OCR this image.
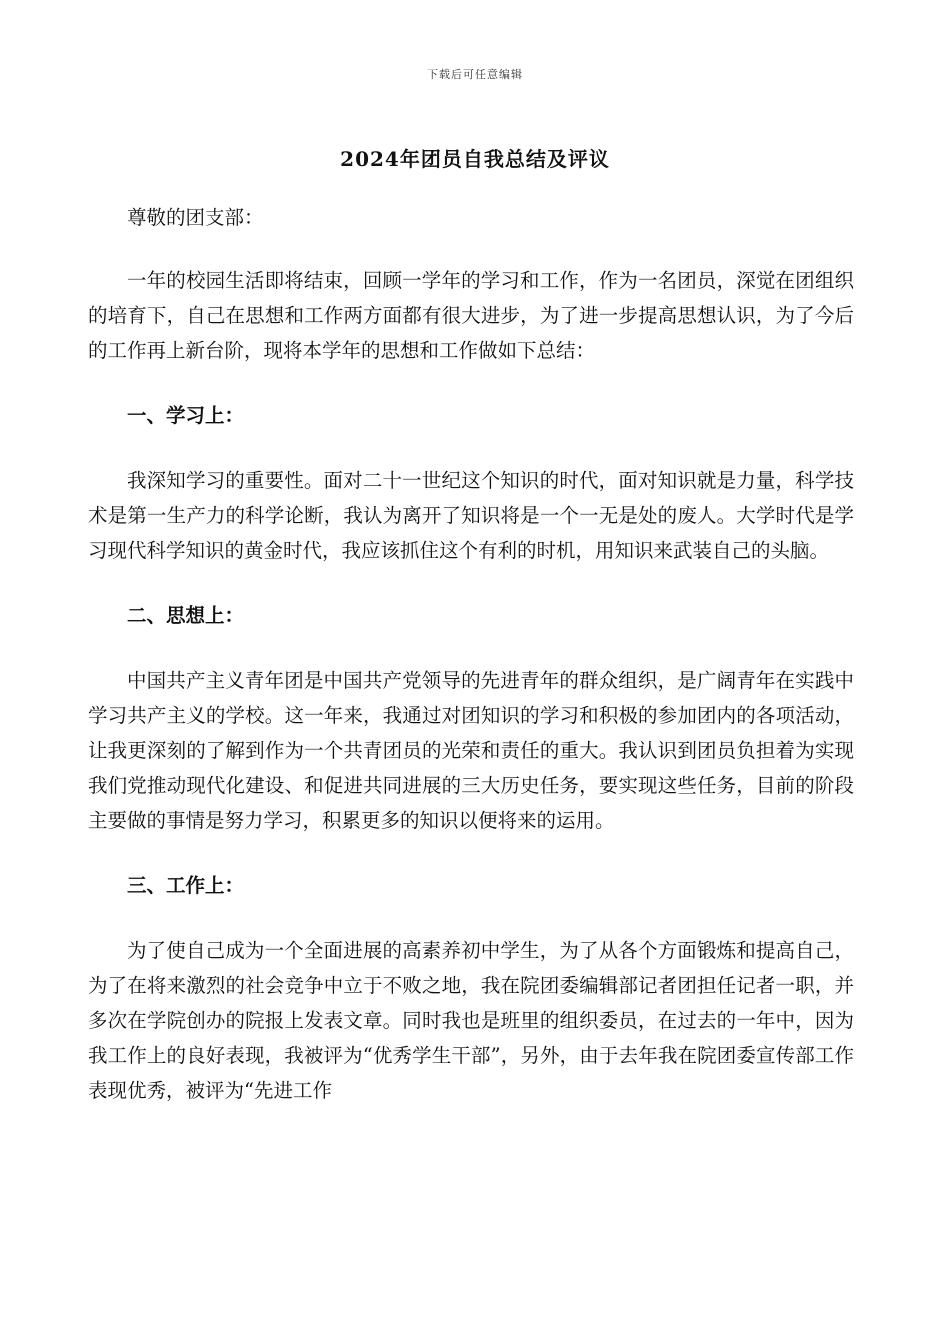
下载后可任意编辑
2024年团员自我总结及评议

尊敬的团支部：

一年的校园生活即将结束，回顾一学年的学习和工作，作为一名团员，深觉在团组织的培育下，自己在思想和工作两方面都有很大进步，为了进一步提高思想认识，为了今后的工作再上新台阶，现将本学年的思想和工作做如下总结：

一、学习上：

我深知学习的重要性。面对二十一世纪这个知识的时代，面对知识就是力量，科学技术是第一生产力的科学论断，我认为离开了知识将是一个一无是处的废人。大学时代是学习现代科学知识的黄金时代，我应该抓住这个有利的时机，用知识来武装自己的头脑。

二、思想上：

中国共产主义青年团是中国共产党领导的先进青年的群众组织，是广阔青年在实践中学习共产主义的学校。这一年来，我通过对团知识的学习和积极的参加团内的各项活动，让我更深刻的了解到作为一个共青团员的光荣和责任的重大。我认识到团员负担着为实现我们党推动现代化建设、和促进共同进展的三大历史任务，要实现这些任务，目前的阶段主要做的事情是努力学习，积累更多的知识以便将来的运用。

三、工作上：

为了使自己成为一个全面进展的高素养初中学生，为了从各个方面锻炼和提高自己，为了在将来激烈的社会竞争中立于不败之地，我在院团委编辑部记者团担任记者一职，并多次在学院创办的院报上发表文章。同时我也是班里的组织委员，在过去的一年中，因为我工作上的良好表现，我被评为“优秀学生干部”，另外，由于去年我在院团委宣传部工作表现优秀，被评为“先进工作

**Exercise**
Copy the entries exactly. Leave out the images.

**Result**
OCR this image.
下载后可任意编辑
2024年团员自我总结及评议

尊敬的团支部：

一年的校园生活即将结束，回顾一学年的学习和工作，作为一名团员，深觉在团组织的培育下，自己在思想和工作两方面都有很大进步，为了进一步提高思想认识，为了今后的工作再上新台阶，现将本学年的思想和工作做如下总结：

一、学习上：

我深知学习的重要性。面对二十一世纪这个知识的时代，面对知识就是力量，科学技术是第一生产力的科学论断，我认为离开了知识将是一个一无是处的废人。大学时代是学习现代科学知识的黄金时代，我应该抓住这个有利的时机，用知识来武装自己的头脑。

二、思想上：

中国共产主义青年团是中国共产党领导的先进青年的群众组织，是广阔青年在实践中学习共产主义的学校。这一年来，我通过对团知识的学习和积极的参加团内的各项活动，让我更深刻的了解到作为一个共青团员的光荣和责任的重大。我认识到团员负担着为实现我们党推动现代化建设、和促进共同进展的三大历史任务，要实现这些任务，目前的阶段主要做的事情是努力学习，积累更多的知识以便将来的运用。

三、工作上：

为了使自己成为一个全面进展的高素养初中学生，为了从各个方面锻炼和提高自己，为了在将来激烈的社会竞争中立于不败之地，我在院团委编辑部记者团担任记者一职，并多次在学院创办的院报上发表文章。同时我也是班里的组织委员，在过去的一年中，因为我工作上的良好表现，我被评为“优秀学生干部”，另外，由于去年我在院团委宣传部工作表现优秀，被评为“先进工作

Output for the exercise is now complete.